>> begin INPUT ROWS

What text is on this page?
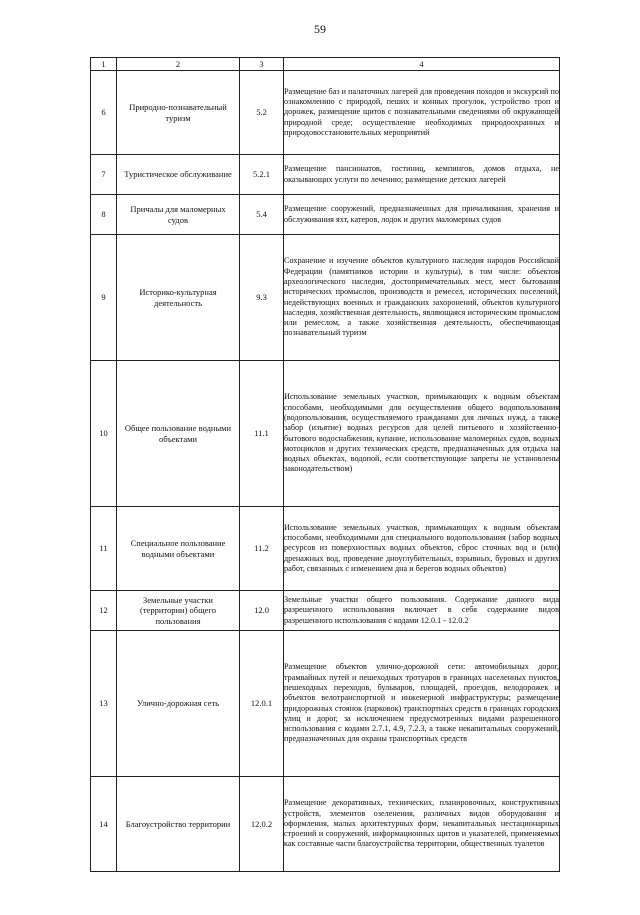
59
1	2	3	4
6	Природно-познавательный туризм	5.2	Размещение баз и палаточных лагерей для проведения походов и экскурсий по ознакомлению с природой, пеших и конных прогулок, устройство троп и дорожек, размещение щитов с познавательными сведениями об окружающей природной среде; осуществление необходимых природоохранных и природовосстановительных мероприятий
7	Туристическое обслуживание	5.2.1	Размещение пансионатов, гостиниц, кемпингов, домов отдыха, не оказывающих услуги по лечению; размещение детских лагерей
8	Причалы для маломерных судов	5.4	Размещение сооружений, предназначенных для причаливания, хранения и обслуживания яхт, катеров, лодок и других маломерных судов
9	Историко-культурная деятельность	9.3	Сохранение и изучение объектов культурного наследия народов Российской Федерации (памятников истории и культуры), в том числе: объектов археологического наследия, достопримечательных мест, мест бытования исторических промыслов, производств и ремесел, исторических поселений, недействующих военных и гражданских захоронений, объектов культурного наследия, хозяйственная деятельность, являющаяся историческим промыслом или ремеслом, а также хозяйственная деятельность, обеспечивающая познавательный туризм
10	Общее пользование водными объектами	11.1	Использование земельных участков, примыкающих к водным объектам способами, необходимыми для осуществления общего водопользования (водопользования, осуществляемого гражданами для личных нужд, а также забор (изъятие) водных ресурсов для целей питьевого и хозяйственно-бытового водоснабжения, купание, использование маломерных судов, водных мотоциклов и других технических средств, предназначенных для отдыха на водных объектах, водопой, если соответствующие запреты не установлены законодательством)
11	Специальное пользование водными объектами	11.2	Использование земельных участков, примыкающих к водным объектам способами, необходимыми для специального водопользования (забор водных ресурсов из поверхностных водных объектов, сброс сточных вод и (или) дренажных вод, проведение дноуглубительных, взрывных, буровых и других работ, связанных с изменением дна и берегов водных объектов)
12	Земельные участки (территории) общего пользования	12.0	Земельные участки общего пользования. Содержание данного вида разрешенного использования включает в себя содержание видов разрешенного использования с кодами 12.0.1 - 12.0.2
13	Улично-дорожная сеть	12.0.1	Размещение объектов улично-дорожной сети: автомобильных дорог, трамвайных путей и пешеходных тротуаров в границах населенных пунктов, пешеходных переходов, бульваров, площадей, проездов, велодорожек и объектов велотранспортной и инженерной инфраструктуры; размещение придорожных стоянок (парковок) транспортных средств в границах городских улиц и дорог, за исключением предусмотренных видами разрешенного использования с кодами 2.7.1, 4.9, 7.2.3, а также некапитальных сооружений, предназначенных для охраны транспортных средств
14	Благоустройство территории	12.0.2	Размещение декоративных, технических, планировочных, конструктивных устройств, элементов озеленения, различных видов оборудования и оформления, малых архитектурных форм, некапитальных нестационарных строений и сооружений, информационных щитов и указателей, применяемых как составные части благоустройства территории, общественных туалетов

>> end INPUT ROWS

• EXERCISE AIM: Write out the entries above word for word. Do not include the pictures.

• SOLUTION TO THIS PROBLEM:
What text is on this page?
59
1	2	3	4
6	Природно-познавательный туризм	5.2	Размещение баз и палаточных лагерей для проведения походов и экскурсий по ознакомлению с природой, пеших и конных прогулок, устройство троп и дорожек, размещение щитов с познавательными сведениями об окружающей природной среде; осуществление необходимых природоохранных и природовосстановительных мероприятий
7	Туристическое обслуживание	5.2.1	Размещение пансионатов, гостиниц, кемпингов, домов отдыха, не оказывающих услуги по лечению; размещение детских лагерей
8	Причалы для маломерных судов	5.4	Размещение сооружений, предназначенных для причаливания, хранения и обслуживания яхт, катеров, лодок и других маломерных судов
9	Историко-культурная деятельность	9.3	Сохранение и изучение объектов культурного наследия народов Российской Федерации (памятников истории и культуры), в том числе: объектов археологического наследия, достопримечательных мест, мест бытования исторических промыслов, производств и ремесел, исторических поселений, недействующих военных и гражданских захоронений, объектов культурного наследия, хозяйственная деятельность, являющаяся историческим промыслом или ремеслом, а также хозяйственная деятельность, обеспечивающая познавательный туризм
10	Общее пользование водными объектами	11.1	Использование земельных участков, примыкающих к водным объектам способами, необходимыми для осуществления общего водопользования (водопользования, осуществляемого гражданами для личных нужд, а также забор (изъятие) водных ресурсов для целей питьевого и хозяйственно-бытового водоснабжения, купание, использование маломерных судов, водных мотоциклов и других технических средств, предназначенных для отдыха на водных объектах, водопой, если соответствующие запреты не установлены законодательством)
11	Специальное пользование водными объектами	11.2	Использование земельных участков, примыкающих к водным объектам способами, необходимыми для специального водопользования (забор водных ресурсов из поверхностных водных объектов, сброс сточных вод и (или) дренажных вод, проведение дноуглубительных, взрывных, буровых и других работ, связанных с изменением дна и берегов водных объектов)
12	Земельные участки (территории) общего пользования	12.0	Земельные участки общего пользования. Содержание данного вида разрешенного использования включает в себя содержание видов разрешенного использования с кодами 12.0.1 - 12.0.2
13	Улично-дорожная сеть	12.0.1	Размещение объектов улично-дорожной сети: автомобильных дорог, трамвайных путей и пешеходных тротуаров в границах населенных пунктов, пешеходных переходов, бульваров, площадей, проездов, велодорожек и объектов велотранспортной и инженерной инфраструктуры; размещение придорожных стоянок (парковок) транспортных средств в границах городских улиц и дорог, за исключением предусмотренных видами разрешенного использования с кодами 2.7.1, 4.9, 7.2.3, а также некапитальных сооружений, предназначенных для охраны транспортных средств
14	Благоустройство территории	12.0.2	Размещение декоративных, технических, планировочных, конструктивных устройств, элементов озеленения, различных видов оборудования и оформления, малых архитектурных форм, некапитальных нестационарных строений и сооружений, информационных щитов и указателей, применяемых как составные части благоустройства территории, общественных туалетов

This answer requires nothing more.